What is expected =>
Retype the data below without altering anything.

Records for this exercise =>

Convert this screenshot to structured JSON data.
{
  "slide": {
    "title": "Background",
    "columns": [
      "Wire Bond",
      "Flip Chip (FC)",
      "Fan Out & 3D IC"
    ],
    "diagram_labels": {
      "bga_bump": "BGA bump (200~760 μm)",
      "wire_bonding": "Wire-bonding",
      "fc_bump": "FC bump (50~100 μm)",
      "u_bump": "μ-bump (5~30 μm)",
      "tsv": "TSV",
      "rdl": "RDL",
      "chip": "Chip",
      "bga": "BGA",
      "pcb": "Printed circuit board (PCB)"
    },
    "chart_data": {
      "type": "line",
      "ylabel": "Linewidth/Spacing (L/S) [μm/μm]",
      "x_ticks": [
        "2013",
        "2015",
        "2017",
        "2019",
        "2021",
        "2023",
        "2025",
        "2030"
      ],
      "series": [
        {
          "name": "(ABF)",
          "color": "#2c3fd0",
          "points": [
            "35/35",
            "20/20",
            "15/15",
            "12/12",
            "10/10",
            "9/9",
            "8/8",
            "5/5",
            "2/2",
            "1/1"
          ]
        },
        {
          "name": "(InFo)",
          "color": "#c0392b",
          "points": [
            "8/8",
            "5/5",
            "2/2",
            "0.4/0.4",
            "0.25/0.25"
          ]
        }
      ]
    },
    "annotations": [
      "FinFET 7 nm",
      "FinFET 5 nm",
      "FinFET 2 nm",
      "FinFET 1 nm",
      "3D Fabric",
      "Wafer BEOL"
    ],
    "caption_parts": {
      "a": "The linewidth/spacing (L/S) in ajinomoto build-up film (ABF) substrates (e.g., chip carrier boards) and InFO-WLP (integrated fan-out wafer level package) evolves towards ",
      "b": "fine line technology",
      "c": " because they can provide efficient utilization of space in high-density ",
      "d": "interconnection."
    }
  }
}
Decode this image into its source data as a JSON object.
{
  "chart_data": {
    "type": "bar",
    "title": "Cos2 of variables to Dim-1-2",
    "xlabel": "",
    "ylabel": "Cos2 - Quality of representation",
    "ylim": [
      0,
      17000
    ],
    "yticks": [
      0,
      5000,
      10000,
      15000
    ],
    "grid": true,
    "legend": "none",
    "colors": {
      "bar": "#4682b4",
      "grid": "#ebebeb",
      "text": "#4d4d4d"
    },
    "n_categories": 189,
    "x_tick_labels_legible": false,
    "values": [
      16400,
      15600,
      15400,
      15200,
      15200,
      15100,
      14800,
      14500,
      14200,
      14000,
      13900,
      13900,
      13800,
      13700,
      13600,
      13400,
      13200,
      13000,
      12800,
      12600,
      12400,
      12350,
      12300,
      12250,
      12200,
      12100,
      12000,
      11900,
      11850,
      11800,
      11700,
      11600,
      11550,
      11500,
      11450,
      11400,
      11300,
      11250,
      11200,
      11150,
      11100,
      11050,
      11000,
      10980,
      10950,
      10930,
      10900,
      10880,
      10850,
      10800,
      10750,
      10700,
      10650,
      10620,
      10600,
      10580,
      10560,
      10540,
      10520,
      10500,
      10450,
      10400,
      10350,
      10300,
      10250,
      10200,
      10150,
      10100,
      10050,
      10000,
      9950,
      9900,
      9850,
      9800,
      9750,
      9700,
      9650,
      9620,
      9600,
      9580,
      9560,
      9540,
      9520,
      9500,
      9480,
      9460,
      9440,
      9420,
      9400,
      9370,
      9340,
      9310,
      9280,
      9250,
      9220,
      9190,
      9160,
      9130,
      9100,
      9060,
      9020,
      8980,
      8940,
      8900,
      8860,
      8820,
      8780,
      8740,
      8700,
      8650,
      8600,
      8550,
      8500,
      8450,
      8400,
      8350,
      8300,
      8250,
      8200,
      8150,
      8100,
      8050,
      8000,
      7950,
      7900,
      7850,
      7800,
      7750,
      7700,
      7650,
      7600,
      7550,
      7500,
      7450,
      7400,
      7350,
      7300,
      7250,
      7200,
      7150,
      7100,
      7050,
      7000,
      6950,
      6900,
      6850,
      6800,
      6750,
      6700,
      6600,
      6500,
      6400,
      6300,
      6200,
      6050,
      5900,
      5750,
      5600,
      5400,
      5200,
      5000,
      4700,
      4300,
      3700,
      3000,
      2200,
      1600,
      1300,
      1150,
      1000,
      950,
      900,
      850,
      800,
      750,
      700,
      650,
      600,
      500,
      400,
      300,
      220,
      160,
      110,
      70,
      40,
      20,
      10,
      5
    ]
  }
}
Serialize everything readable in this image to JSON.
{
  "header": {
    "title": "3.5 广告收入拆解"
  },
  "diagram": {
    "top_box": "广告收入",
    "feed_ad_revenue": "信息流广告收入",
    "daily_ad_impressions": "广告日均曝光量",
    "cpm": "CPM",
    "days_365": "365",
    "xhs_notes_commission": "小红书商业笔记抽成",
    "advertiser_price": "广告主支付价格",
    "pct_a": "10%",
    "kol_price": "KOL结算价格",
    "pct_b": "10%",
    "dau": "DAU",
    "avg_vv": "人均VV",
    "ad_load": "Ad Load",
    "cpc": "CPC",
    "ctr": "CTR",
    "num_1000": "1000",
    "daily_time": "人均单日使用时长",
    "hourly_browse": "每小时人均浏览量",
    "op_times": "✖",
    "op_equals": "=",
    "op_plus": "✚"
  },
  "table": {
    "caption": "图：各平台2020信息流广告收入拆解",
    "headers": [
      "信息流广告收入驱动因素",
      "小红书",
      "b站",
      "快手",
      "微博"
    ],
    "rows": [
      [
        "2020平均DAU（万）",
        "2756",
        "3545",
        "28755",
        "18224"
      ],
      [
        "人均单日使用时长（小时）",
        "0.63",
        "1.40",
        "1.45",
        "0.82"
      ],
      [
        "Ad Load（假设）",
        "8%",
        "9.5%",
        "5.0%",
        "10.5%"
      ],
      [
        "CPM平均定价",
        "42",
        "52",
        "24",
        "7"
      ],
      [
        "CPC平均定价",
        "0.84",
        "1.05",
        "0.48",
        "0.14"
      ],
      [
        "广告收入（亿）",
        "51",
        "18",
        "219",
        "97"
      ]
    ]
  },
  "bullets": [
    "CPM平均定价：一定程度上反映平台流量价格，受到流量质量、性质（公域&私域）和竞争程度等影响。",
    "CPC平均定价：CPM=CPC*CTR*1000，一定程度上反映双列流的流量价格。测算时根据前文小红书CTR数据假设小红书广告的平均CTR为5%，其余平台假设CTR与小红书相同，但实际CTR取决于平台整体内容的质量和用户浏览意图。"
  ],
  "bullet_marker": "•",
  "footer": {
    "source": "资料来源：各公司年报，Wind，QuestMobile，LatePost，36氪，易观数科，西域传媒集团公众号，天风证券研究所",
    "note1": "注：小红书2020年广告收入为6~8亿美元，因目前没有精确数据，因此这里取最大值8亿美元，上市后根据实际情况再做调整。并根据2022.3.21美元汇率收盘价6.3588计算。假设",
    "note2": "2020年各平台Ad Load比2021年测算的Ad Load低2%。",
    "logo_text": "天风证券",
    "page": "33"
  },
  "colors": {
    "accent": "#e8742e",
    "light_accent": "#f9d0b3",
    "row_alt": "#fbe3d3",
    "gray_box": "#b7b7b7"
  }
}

Correct response =>
Convert this screenshot to structured JSON data.
{
  "slide": {
    "title": "Background",
    "columns": [
      "Wire Bond",
      "Flip Chip (FC)",
      "Fan Out & 3D IC"
    ],
    "diagram_labels": {
      "bga_bump": "BGA bump (200~760 μm)",
      "wire_bonding": "Wire-bonding",
      "fc_bump": "FC bump (50~100 μm)",
      "u_bump": "μ-bump (5~30 μm)",
      "tsv": "TSV",
      "rdl": "RDL",
      "chip": "Chip",
      "bga": "BGA",
      "pcb": "Printed circuit board (PCB)"
    },
    "chart_data": {
      "type": "line",
      "ylabel": "Linewidth/Spacing (L/S) [μm/μm]",
      "x_ticks": [
        "2013",
        "2015",
        "2017",
        "2019",
        "2021",
        "2023",
        "2025",
        "2030"
      ],
      "series": [
        {
          "name": "(ABF)",
          "color": "#2c3fd0",
          "points": [
            "35/35",
            "20/20",
            "15/15",
            "12/12",
            "10/10",
            "9/9",
            "8/8",
            "5/5",
            "2/2",
            "1/1"
          ]
        },
        {
          "name": "(InFo)",
          "color": "#c0392b",
          "points": [
            "8/8",
            "5/5",
            "2/2",
            "0.4/0.4",
            "0.25/0.25"
          ]
        }
      ]
    },
    "annotations": [
      "FinFET 7 nm",
      "FinFET 5 nm",
      "FinFET 2 nm",
      "FinFET 1 nm",
      "3D Fabric",
      "Wafer BEOL"
    ],
    "caption_parts": {
      "a": "The linewidth/spacing (L/S) in ajinomoto build-up film (ABF) substrates (e.g., chip carrier boards) and InFO-WLP (integrated fan-out wafer level package) evolves towards ",
      "b": "fine line technology",
      "c": " because they can provide efficient utilization of space in high-density ",
      "d": "interconnection."
    }
  }
}
Decode this image into its source data as a JSON object.
{
  "chart_data": {
    "type": "bar",
    "title": "Cos2 of variables to Dim-1-2",
    "xlabel": "",
    "ylabel": "Cos2 - Quality of representation",
    "ylim": [
      0,
      17000
    ],
    "yticks": [
      0,
      5000,
      10000,
      15000
    ],
    "grid": true,
    "legend": "none",
    "colors": {
      "bar": "#4682b4",
      "grid": "#ebebeb",
      "text": "#4d4d4d"
    },
    "n_categories": 189,
    "x_tick_labels_legible": false,
    "values": [
      16400,
      15600,
      15400,
      15200,
      15200,
      15100,
      14800,
      14500,
      14200,
      14000,
      13900,
      13900,
      13800,
      13700,
      13600,
      13400,
      13200,
      13000,
      12800,
      12600,
      12400,
      12350,
      12300,
      12250,
      12200,
      12100,
      12000,
      11900,
      11850,
      11800,
      11700,
      11600,
      11550,
      11500,
      11450,
      11400,
      11300,
      11250,
      11200,
      11150,
      11100,
      11050,
      11000,
      10980,
      10950,
      10930,
      10900,
      10880,
      10850,
      10800,
      10750,
      10700,
      10650,
      10620,
      10600,
      10580,
      10560,
      10540,
      10520,
      10500,
      10450,
      10400,
      10350,
      10300,
      10250,
      10200,
      10150,
      10100,
      10050,
      10000,
      9950,
      9900,
      9850,
      9800,
      9750,
      9700,
      9650,
      9620,
      9600,
      9580,
      9560,
      9540,
      9520,
      9500,
      9480,
      9460,
      9440,
      9420,
      9400,
      9370,
      9340,
      9310,
      9280,
      9250,
      9220,
      9190,
      9160,
      9130,
      9100,
      9060,
      9020,
      8980,
      8940,
      8900,
      8860,
      8820,
      8780,
      8740,
      8700,
      8650,
      8600,
      8550,
      8500,
      8450,
      8400,
      8350,
      8300,
      8250,
      8200,
      8150,
      8100,
      8050,
      8000,
      7950,
      7900,
      7850,
      7800,
      7750,
      7700,
      7650,
      7600,
      7550,
      7500,
      7450,
      7400,
      7350,
      7300,
      7250,
      7200,
      7150,
      7100,
      7050,
      7000,
      6950,
      6900,
      6850,
      6800,
      6750,
      6700,
      6600,
      6500,
      6400,
      6300,
      6200,
      6050,
      5900,
      5750,
      5600,
      5400,
      5200,
      5000,
      4700,
      4300,
      3700,
      3000,
      2200,
      1600,
      1300,
      1150,
      1000,
      950,
      900,
      850,
      800,
      750,
      700,
      650,
      600,
      500,
      400,
      300,
      220,
      160,
      110,
      70,
      40,
      20,
      10,
      5
    ]
  }
}
Serialize everything readable in this image to JSON.
{
  "header": {
    "title": "3.5 广告收入拆解"
  },
  "diagram": {
    "top_box": "广告收入",
    "feed_ad_revenue": "信息流广告收入",
    "daily_ad_impressions": "广告日均曝光量",
    "cpm": "CPM",
    "days_365": "365",
    "xhs_notes_commission": "小红书商业笔记抽成",
    "advertiser_price": "广告主支付价格",
    "pct_a": "10%",
    "kol_price": "KOL结算价格",
    "pct_b": "10%",
    "dau": "DAU",
    "avg_vv": "人均VV",
    "ad_load": "Ad Load",
    "cpc": "CPC",
    "ctr": "CTR",
    "num_1000": "1000",
    "daily_time": "人均单日使用时长",
    "hourly_browse": "每小时人均浏览量",
    "op_times": "✖",
    "op_equals": "=",
    "op_plus": "✚"
  },
  "table": {
    "caption": "图：各平台2020信息流广告收入拆解",
    "headers": [
      "信息流广告收入驱动因素",
      "小红书",
      "b站",
      "快手",
      "微博"
    ],
    "rows": [
      [
        "2020平均DAU（万）",
        "2756",
        "3545",
        "28755",
        "18224"
      ],
      [
        "人均单日使用时长（小时）",
        "0.63",
        "1.40",
        "1.45",
        "0.82"
      ],
      [
        "Ad Load（假设）",
        "8%",
        "9.5%",
        "5.0%",
        "10.5%"
      ],
      [
        "CPM平均定价",
        "42",
        "52",
        "24",
        "7"
      ],
      [
        "CPC平均定价",
        "0.84",
        "1.05",
        "0.48",
        "0.14"
      ],
      [
        "广告收入（亿）",
        "51",
        "18",
        "219",
        "97"
      ]
    ]
  },
  "bullets": [
    "CPM平均定价：一定程度上反映平台流量价格，受到流量质量、性质（公域&私域）和竞争程度等影响。",
    "CPC平均定价：CPM=CPC*CTR*1000，一定程度上反映双列流的流量价格。测算时根据前文小红书CTR数据假设小红书广告的平均CTR为5%，其余平台假设CTR与小红书相同，但实际CTR取决于平台整体内容的质量和用户浏览意图。"
  ],
  "bullet_marker": "•",
  "footer": {
    "source": "资料来源：各公司年报，Wind，QuestMobile，LatePost，36氪，易观数科，西域传媒集团公众号，天风证券研究所",
    "note1": "注：小红书2020年广告收入为6~8亿美元，因目前没有精确数据，因此这里取最大值8亿美元，上市后根据实际情况再做调整。并根据2022.3.21美元汇率收盘价6.3588计算。假设",
    "note2": "2020年各平台Ad Load比2021年测算的Ad Load低2%。",
    "logo_text": "天风证券",
    "page": "33"
  },
  "colors": {
    "accent": "#e8742e",
    "light_accent": "#f9d0b3",
    "row_alt": "#fbe3d3",
    "gray_box": "#b7b7b7"
  }
}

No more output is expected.